**DOCUMENT SECTION:**

'''

BACKGROUND OF THE INVENTION
1. Field of the Invention
The present invention relates to thermal transfer printing, and more particularly, to an apparatus for braking a rotating print media roll in between printing operations.
2. Description of Related Art
In the field of bar code symbology, vertical bars of varying thicknesses and spacing are used to convey information, such as an identification of the object to which the bar code is affixed. The bar codes are typically printed onto paper substrate labels having an adhesive backing layer that enables the labels to be affixed to objects to be identified. To read the bar code, the bars and spaces are scanned by a light source, such as a laser. Since the bars and spaces have differing light reflective characteristics, the information contained in the bar code can be read by interpreting the laser light that reflects from the bar code. In order to accurately read the bar code, it is thus essential that the bar code be printed in a high quality manner, without any streaking or blurring of the bar code. At the same time, it is essential that the adhesive backing layer of the labels not be damaged by heat generated during the printing process.
In view of these demanding printing requirements, bar codes are often printed using thermal transfer printing techniques. In thermal transfer printing, a label sheet of the print media is drawn between a platen and a thermal print head. The label sheet may be impregnated with a thermally active chemical, or alternatively, a thermally active ink ribbon may be drawn along with the label sheet between the platen and the thermal print head. The thermal print head has linearly disposed printing elements that extend across a width dimension of the label sheet. The printing elements are individually activated in accordance with instructions from a controller. As each printing element is activated, the thermally active chemical activates at the location of the particular printing element to produce the printed area. The label sheet is continuously drawn through the region between the platen and the thermal print head, and in so doing, the bar code is printed onto the label as it passes through the region. Other images, such as text characters, can be printed in the same manner.

'''

**INFORMATION SHOWN:**
'''

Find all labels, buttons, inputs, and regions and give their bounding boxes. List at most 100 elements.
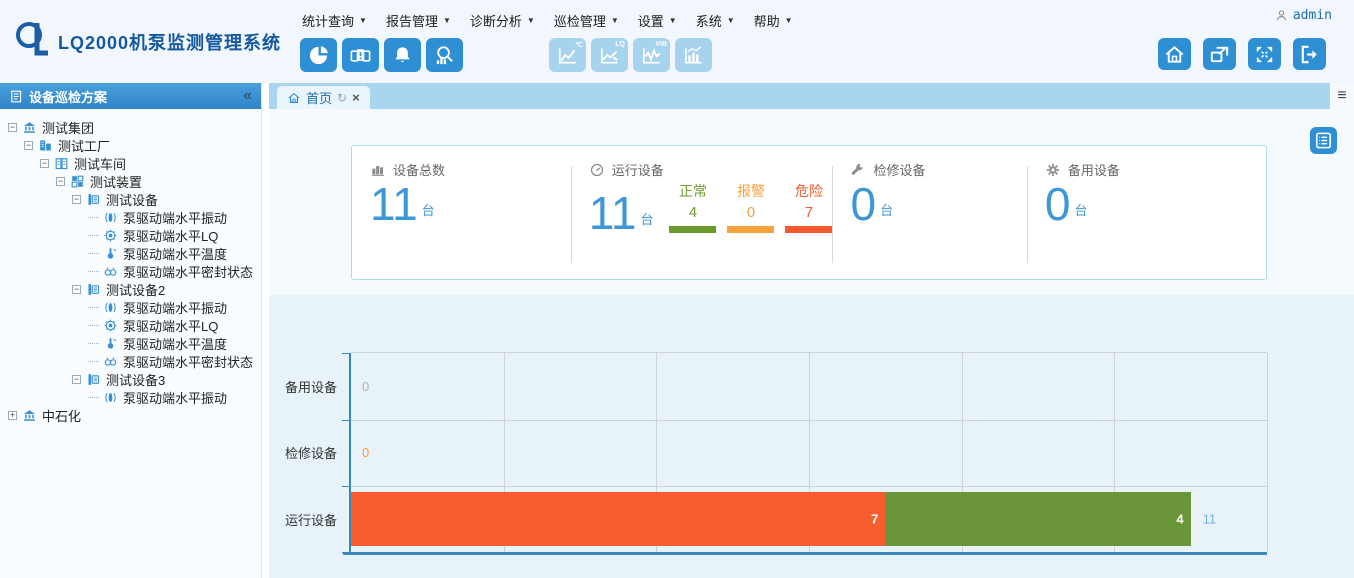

'''

**THE REQUEST:** List every heading in the patent background on thermal transfer printing.

**THE RESPONSE:**
- BACKGROUND OF THE INVENTION
- 1. Field of the Invention
- 2. Description of Related Art